* Given problem *
Copy all of the material below exactly.

* Excerpted data *
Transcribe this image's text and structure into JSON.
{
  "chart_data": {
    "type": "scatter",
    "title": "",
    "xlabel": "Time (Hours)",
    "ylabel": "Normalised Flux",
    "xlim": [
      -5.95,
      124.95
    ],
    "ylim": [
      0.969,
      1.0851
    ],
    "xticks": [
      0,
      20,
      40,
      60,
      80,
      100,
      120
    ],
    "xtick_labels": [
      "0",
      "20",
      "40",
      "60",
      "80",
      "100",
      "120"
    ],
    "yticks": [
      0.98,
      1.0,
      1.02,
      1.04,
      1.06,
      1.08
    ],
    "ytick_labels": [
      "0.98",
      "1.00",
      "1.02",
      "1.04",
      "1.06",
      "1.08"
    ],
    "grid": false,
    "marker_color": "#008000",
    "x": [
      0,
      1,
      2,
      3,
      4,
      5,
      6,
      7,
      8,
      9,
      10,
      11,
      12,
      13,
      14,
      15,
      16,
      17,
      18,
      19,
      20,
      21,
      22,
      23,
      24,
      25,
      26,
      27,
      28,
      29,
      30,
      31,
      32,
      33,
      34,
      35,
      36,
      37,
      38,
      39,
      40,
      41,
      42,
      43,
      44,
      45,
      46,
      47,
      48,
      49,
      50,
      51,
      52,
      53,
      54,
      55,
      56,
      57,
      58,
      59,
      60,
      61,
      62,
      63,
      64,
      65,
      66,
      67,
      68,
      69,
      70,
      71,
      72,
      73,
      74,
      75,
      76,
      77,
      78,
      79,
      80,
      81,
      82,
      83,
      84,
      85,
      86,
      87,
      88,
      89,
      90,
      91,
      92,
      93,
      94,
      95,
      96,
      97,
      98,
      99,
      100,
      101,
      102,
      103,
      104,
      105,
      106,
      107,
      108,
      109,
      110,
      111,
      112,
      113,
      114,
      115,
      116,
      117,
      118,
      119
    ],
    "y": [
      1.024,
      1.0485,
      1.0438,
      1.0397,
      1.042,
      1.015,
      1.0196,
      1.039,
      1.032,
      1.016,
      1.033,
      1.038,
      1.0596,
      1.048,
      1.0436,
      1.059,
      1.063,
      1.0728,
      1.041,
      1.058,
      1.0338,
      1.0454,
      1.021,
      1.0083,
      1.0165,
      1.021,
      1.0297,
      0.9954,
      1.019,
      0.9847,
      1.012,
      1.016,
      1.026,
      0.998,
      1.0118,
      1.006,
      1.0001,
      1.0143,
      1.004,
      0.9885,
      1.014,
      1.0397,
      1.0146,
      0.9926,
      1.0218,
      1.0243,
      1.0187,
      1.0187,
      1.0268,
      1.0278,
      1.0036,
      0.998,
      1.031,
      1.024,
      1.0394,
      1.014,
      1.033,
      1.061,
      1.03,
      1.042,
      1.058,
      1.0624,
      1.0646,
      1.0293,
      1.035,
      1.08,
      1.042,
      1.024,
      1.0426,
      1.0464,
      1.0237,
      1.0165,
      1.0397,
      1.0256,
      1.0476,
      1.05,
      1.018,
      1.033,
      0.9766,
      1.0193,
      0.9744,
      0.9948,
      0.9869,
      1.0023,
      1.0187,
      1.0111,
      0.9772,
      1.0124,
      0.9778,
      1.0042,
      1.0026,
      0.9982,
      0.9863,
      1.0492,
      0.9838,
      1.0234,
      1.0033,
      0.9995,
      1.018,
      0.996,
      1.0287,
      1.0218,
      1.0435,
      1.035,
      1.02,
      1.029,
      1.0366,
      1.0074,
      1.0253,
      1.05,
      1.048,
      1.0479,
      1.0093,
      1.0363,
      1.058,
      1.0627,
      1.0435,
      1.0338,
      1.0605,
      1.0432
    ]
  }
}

* Right answer *
Transcribe this image's text and structure into JSON.
{
  "chart_data": {
    "type": "scatter",
    "title": "",
    "xlabel": "Time (Hours)",
    "ylabel": "Normalised Flux",
    "xlim": [
      -5.95,
      124.95
    ],
    "ylim": [
      0.969,
      1.0851
    ],
    "xticks": [
      0,
      20,
      40,
      60,
      80,
      100,
      120
    ],
    "xtick_labels": [
      "0",
      "20",
      "40",
      "60",
      "80",
      "100",
      "120"
    ],
    "yticks": [
      0.98,
      1.0,
      1.02,
      1.04,
      1.06,
      1.08
    ],
    "ytick_labels": [
      "0.98",
      "1.00",
      "1.02",
      "1.04",
      "1.06",
      "1.08"
    ],
    "grid": false,
    "marker_color": "#008000",
    "x": [
      0,
      1,
      2,
      3,
      4,
      5,
      6,
      7,
      8,
      9,
      10,
      11,
      12,
      13,
      14,
      15,
      16,
      17,
      18,
      19,
      20,
      21,
      22,
      23,
      24,
      25,
      26,
      27,
      28,
      29,
      30,
      31,
      32,
      33,
      34,
      35,
      36,
      37,
      38,
      39,
      40,
      41,
      42,
      43,
      44,
      45,
      46,
      47,
      48,
      49,
      50,
      51,
      52,
      53,
      54,
      55,
      56,
      57,
      58,
      59,
      60,
      61,
      62,
      63,
      64,
      65,
      66,
      67,
      68,
      69,
      70,
      71,
      72,
      73,
      74,
      75,
      76,
      77,
      78,
      79,
      80,
      81,
      82,
      83,
      84,
      85,
      86,
      87,
      88,
      89,
      90,
      91,
      92,
      93,
      94,
      95,
      96,
      97,
      98,
      99,
      100,
      101,
      102,
      103,
      104,
      105,
      106,
      107,
      108,
      109,
      110,
      111,
      112,
      113,
      114,
      115,
      116,
      117,
      118,
      119
    ],
    "y": [
      1.024,
      1.0485,
      1.0438,
      1.0397,
      1.042,
      1.015,
      1.0196,
      1.039,
      1.032,
      1.016,
      1.033,
      1.038,
      1.0596,
      1.048,
      1.0436,
      1.059,
      1.063,
      1.0728,
      1.041,
      1.058,
      1.0338,
      1.0454,
      1.021,
      1.0083,
      1.0165,
      1.021,
      1.0297,
      0.9954,
      1.019,
      0.9847,
      1.012,
      1.016,
      1.026,
      0.998,
      1.0118,
      1.006,
      1.0001,
      1.0143,
      1.004,
      0.9885,
      1.014,
      1.0397,
      1.0146,
      0.9926,
      1.0218,
      1.0243,
      1.0187,
      1.0187,
      1.0268,
      1.0278,
      1.0036,
      0.998,
      1.031,
      1.024,
      1.0394,
      1.014,
      1.033,
      1.061,
      1.03,
      1.042,
      1.058,
      1.0624,
      1.0646,
      1.0293,
      1.035,
      1.08,
      1.042,
      1.024,
      1.0426,
      1.0464,
      1.0237,
      1.0165,
      1.0397,
      1.0256,
      1.0476,
      1.05,
      1.018,
      1.033,
      0.9766,
      1.0193,
      0.9744,
      0.9948,
      0.9869,
      1.0023,
      1.0187,
      1.0111,
      0.9772,
      1.0124,
      0.9778,
      1.0042,
      1.0026,
      0.9982,
      0.9863,
      1.0492,
      0.9838,
      1.0234,
      1.0033,
      0.9995,
      1.018,
      0.996,
      1.0287,
      1.0218,
      1.0435,
      1.035,
      1.02,
      1.029,
      1.0366,
      1.0074,
      1.0253,
      1.05,
      1.048,
      1.0479,
      1.0093,
      1.0363,
      1.058,
      1.0627,
      1.0435,
      1.0338,
      1.0605,
      1.0432
    ]
  }
}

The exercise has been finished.